▸ **GOAL**
State how many lines hold the string "condition". Give the number and nothing else.

═════ DATA LINES ═════

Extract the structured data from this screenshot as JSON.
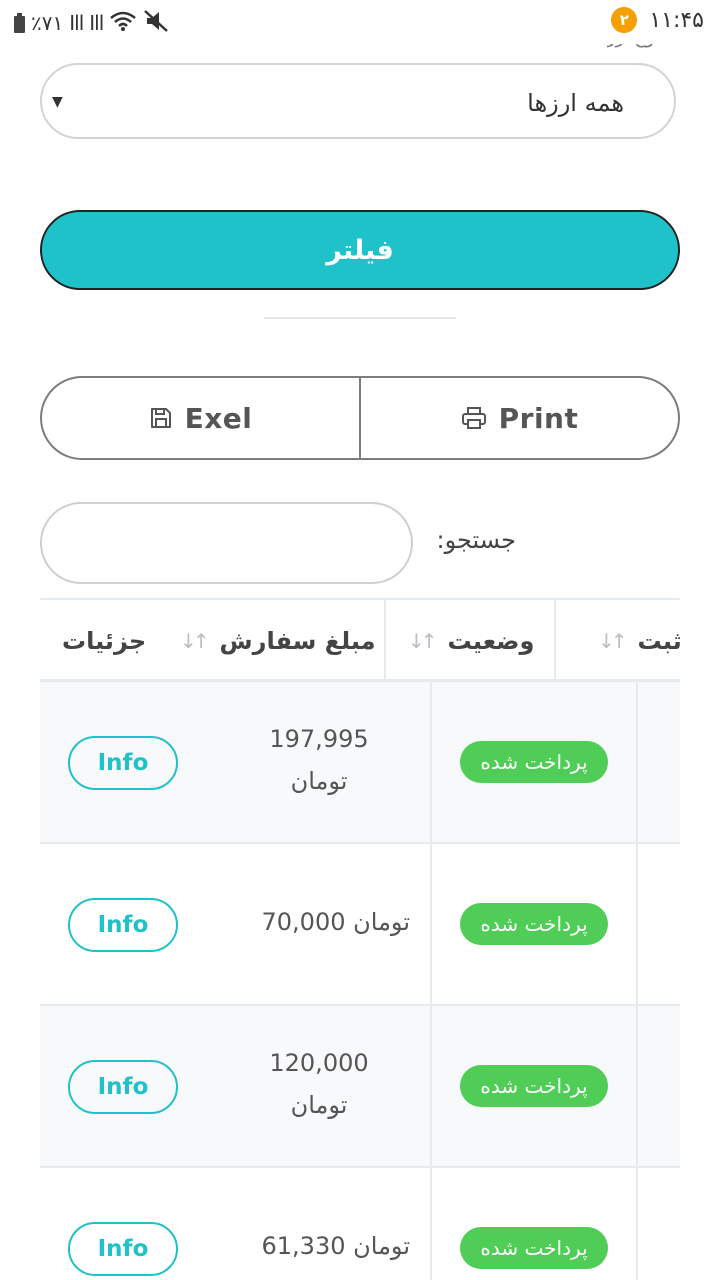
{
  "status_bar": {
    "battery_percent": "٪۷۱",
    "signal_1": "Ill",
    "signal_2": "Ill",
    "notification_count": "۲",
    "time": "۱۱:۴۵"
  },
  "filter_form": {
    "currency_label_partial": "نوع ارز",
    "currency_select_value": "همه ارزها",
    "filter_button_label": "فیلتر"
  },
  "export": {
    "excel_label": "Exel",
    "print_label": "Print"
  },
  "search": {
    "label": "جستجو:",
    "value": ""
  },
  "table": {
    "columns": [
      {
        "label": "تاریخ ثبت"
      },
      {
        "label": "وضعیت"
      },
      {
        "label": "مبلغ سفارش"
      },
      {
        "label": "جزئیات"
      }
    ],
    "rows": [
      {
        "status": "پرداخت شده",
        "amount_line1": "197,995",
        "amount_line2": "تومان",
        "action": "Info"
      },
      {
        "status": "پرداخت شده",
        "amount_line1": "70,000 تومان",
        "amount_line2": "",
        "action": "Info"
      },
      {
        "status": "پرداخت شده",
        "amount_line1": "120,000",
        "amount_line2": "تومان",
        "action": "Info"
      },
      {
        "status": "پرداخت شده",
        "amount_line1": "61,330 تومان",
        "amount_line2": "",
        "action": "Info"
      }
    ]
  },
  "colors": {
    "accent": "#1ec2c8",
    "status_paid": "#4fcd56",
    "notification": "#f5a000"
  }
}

═════
═════ DATA LINES ═════

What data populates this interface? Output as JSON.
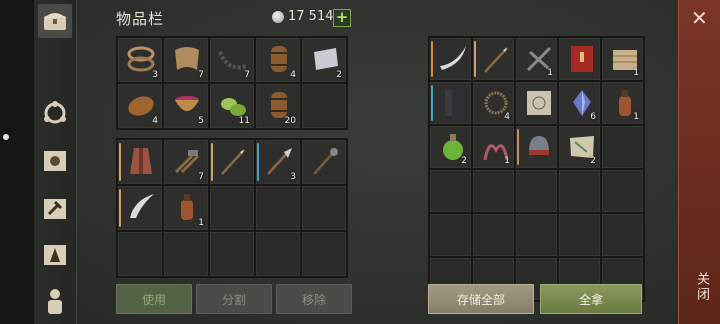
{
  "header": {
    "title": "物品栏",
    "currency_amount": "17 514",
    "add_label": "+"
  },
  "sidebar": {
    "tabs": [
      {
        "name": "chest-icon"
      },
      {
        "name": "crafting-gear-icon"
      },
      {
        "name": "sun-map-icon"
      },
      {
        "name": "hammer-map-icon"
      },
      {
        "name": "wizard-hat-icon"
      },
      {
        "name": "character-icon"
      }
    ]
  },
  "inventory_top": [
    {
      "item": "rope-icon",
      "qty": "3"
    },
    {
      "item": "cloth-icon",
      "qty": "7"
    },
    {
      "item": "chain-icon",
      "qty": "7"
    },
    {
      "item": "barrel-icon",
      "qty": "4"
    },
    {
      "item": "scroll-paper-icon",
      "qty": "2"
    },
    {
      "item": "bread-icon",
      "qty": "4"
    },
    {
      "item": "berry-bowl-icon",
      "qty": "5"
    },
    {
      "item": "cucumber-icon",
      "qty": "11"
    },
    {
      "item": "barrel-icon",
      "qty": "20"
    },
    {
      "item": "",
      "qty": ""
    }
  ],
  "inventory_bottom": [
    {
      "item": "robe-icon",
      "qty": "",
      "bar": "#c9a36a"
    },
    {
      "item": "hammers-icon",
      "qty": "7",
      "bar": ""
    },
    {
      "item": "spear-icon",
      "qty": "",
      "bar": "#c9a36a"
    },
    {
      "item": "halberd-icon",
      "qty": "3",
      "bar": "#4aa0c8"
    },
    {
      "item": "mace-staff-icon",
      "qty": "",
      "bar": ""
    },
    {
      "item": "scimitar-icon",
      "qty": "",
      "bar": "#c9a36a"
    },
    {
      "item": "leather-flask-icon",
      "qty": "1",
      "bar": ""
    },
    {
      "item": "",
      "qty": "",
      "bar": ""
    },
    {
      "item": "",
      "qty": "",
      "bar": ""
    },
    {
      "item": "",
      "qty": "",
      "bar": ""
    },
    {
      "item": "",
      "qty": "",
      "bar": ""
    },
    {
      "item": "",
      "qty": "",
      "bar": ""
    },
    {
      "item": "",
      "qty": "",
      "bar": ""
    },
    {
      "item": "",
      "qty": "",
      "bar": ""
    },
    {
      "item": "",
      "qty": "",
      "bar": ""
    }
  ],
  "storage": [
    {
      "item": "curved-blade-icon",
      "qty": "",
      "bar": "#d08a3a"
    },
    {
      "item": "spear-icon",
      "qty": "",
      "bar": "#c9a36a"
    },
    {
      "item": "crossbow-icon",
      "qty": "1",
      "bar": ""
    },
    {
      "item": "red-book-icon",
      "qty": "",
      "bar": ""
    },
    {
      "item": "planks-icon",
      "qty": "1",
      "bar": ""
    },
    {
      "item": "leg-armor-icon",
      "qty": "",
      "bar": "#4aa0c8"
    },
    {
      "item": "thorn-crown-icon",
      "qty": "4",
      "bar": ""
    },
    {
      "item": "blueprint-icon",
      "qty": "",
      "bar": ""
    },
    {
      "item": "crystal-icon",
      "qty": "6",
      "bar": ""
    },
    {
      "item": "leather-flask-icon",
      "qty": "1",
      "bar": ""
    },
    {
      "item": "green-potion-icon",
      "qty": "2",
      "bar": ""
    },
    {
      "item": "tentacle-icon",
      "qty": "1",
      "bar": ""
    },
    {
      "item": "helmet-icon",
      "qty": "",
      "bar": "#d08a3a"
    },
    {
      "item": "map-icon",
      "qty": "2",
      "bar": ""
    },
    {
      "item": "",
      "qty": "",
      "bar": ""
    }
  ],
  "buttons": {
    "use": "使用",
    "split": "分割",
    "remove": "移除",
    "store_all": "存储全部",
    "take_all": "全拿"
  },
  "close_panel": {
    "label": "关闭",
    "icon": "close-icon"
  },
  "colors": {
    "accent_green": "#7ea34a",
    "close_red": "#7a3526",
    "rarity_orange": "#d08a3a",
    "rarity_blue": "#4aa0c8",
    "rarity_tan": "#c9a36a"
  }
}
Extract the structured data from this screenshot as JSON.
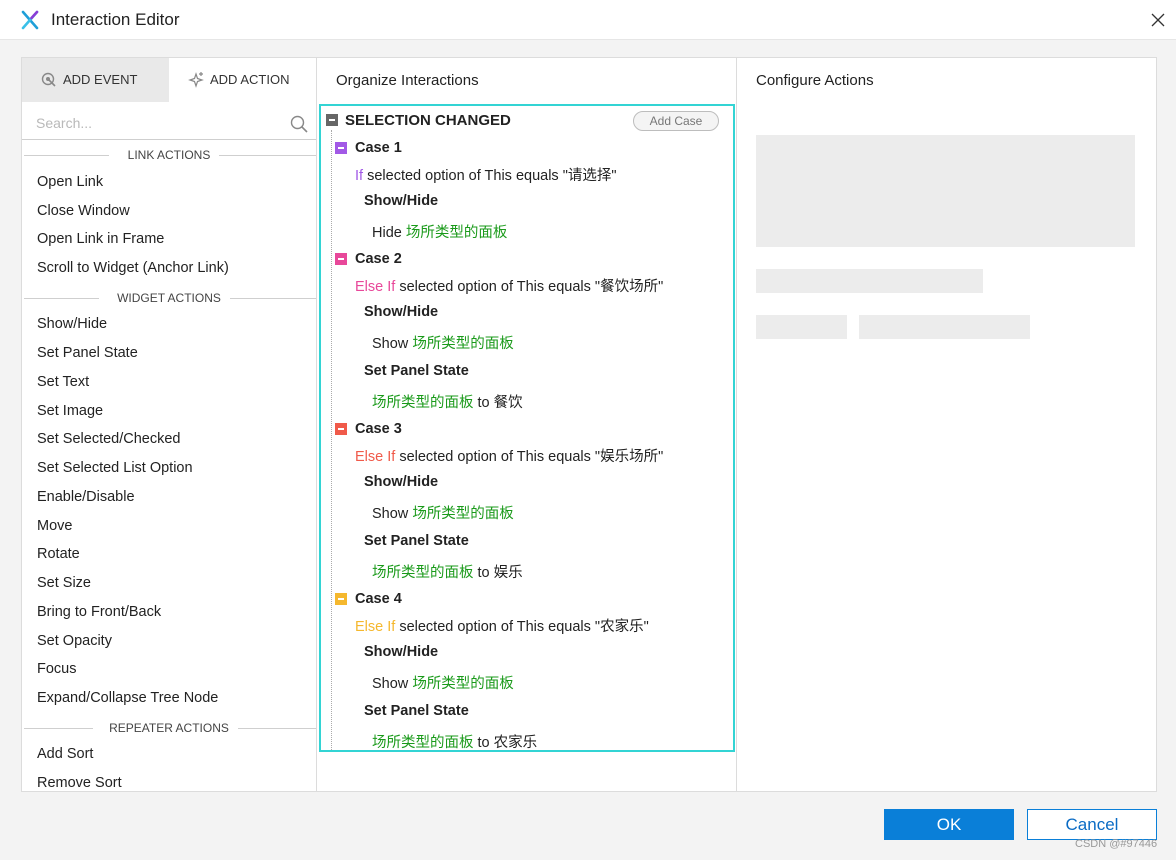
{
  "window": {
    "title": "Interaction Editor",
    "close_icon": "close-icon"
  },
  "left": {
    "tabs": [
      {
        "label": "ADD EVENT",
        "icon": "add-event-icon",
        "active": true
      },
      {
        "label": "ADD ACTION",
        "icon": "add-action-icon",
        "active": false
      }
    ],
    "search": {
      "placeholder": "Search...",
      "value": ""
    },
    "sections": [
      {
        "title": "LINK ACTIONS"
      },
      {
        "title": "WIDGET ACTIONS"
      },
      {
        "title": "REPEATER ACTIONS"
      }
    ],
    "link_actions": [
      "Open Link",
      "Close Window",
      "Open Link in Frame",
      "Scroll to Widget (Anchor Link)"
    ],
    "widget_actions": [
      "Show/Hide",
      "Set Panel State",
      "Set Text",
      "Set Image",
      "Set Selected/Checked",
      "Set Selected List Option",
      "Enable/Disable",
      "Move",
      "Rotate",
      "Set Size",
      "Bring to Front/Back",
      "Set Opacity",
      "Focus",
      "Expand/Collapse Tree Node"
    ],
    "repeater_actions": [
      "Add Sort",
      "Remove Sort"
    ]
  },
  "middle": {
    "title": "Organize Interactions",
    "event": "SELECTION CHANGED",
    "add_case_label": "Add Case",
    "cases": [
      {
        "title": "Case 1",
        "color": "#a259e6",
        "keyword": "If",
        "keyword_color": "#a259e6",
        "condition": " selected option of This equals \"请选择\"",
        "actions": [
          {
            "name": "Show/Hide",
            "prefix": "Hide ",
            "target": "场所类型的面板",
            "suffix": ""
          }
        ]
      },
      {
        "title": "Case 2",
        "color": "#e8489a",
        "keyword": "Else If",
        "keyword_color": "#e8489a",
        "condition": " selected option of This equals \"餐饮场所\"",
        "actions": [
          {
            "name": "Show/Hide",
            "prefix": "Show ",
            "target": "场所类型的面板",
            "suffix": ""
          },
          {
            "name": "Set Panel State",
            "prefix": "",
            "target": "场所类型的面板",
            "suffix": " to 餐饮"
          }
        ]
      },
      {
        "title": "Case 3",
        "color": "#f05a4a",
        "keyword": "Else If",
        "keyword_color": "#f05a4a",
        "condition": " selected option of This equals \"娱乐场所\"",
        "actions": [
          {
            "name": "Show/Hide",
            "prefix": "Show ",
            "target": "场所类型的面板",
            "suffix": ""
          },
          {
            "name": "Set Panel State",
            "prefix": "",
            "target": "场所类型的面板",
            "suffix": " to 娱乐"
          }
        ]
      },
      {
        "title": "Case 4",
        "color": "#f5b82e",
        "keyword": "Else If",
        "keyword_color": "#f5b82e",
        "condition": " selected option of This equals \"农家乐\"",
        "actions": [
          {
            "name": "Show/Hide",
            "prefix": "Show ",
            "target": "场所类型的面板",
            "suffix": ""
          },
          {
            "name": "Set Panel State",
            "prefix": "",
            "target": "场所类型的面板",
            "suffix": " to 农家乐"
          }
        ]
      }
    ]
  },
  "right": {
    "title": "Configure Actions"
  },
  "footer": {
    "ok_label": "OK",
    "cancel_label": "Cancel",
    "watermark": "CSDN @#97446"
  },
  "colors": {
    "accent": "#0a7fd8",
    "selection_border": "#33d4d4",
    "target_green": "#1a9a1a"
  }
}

═════
═════ DATA LINES ═════

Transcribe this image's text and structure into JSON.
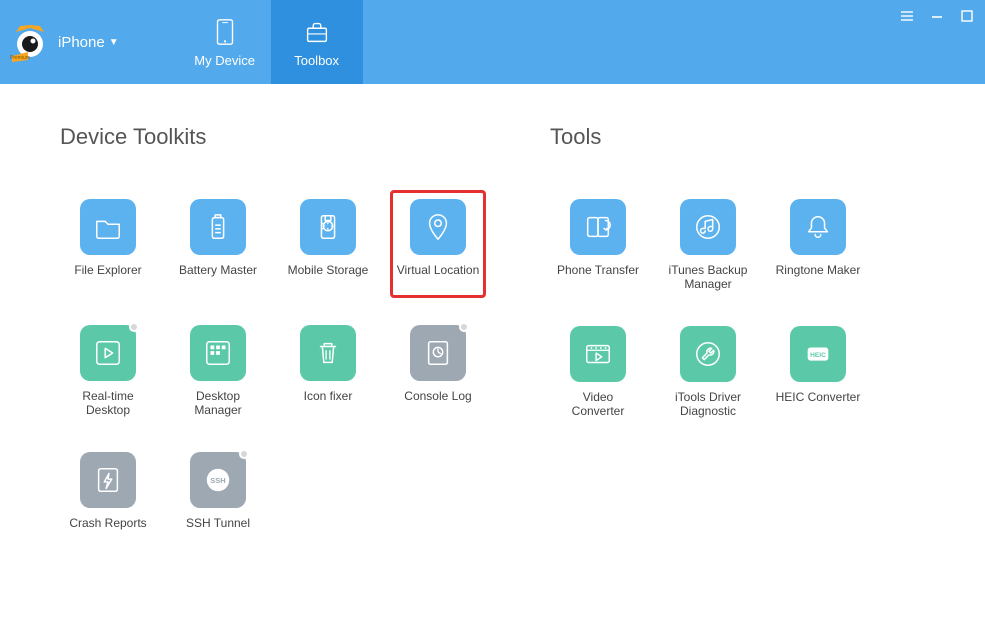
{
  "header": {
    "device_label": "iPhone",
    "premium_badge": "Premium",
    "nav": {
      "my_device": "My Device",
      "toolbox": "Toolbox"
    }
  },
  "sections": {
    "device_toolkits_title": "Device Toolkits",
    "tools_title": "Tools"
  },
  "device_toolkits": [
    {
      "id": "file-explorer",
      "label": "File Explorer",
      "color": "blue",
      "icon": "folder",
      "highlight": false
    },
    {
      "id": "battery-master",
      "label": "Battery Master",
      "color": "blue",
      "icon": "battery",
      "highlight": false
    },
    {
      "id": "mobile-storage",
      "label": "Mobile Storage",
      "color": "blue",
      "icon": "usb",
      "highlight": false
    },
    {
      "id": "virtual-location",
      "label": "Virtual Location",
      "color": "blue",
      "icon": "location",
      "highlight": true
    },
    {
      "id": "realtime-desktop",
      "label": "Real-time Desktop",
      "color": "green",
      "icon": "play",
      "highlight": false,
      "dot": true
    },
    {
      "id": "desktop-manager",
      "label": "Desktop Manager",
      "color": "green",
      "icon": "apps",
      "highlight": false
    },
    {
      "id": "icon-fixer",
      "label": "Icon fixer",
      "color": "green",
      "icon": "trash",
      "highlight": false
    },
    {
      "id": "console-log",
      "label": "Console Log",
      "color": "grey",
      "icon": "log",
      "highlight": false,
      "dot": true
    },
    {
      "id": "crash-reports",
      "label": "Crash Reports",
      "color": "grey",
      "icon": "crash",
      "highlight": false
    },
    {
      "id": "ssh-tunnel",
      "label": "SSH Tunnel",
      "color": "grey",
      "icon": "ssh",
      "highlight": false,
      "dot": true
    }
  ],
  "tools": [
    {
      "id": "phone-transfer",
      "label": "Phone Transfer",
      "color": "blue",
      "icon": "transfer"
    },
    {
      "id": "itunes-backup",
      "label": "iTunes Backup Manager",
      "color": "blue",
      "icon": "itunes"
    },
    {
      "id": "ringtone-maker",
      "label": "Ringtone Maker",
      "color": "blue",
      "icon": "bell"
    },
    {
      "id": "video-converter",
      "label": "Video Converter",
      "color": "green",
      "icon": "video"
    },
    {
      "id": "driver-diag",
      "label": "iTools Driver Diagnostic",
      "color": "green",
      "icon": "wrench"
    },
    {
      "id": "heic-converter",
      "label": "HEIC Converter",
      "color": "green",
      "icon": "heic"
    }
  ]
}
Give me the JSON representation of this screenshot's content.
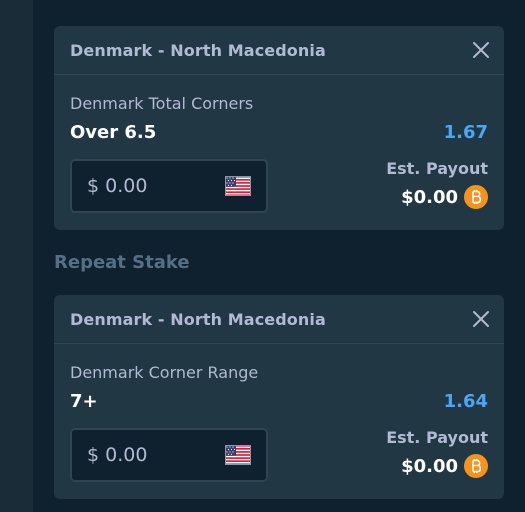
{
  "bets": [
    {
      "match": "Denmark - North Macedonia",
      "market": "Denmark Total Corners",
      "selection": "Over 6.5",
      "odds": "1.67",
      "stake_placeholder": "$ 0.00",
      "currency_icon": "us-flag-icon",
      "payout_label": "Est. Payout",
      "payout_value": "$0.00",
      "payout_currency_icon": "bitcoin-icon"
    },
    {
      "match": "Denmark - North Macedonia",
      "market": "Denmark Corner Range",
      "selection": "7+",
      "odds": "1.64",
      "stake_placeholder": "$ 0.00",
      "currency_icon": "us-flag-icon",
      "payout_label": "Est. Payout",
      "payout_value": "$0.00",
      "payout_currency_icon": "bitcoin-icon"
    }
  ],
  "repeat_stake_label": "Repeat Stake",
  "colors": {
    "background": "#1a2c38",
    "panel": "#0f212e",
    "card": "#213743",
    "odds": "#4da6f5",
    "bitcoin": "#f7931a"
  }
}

═════

▸ **EXPECTED ANSWER**
4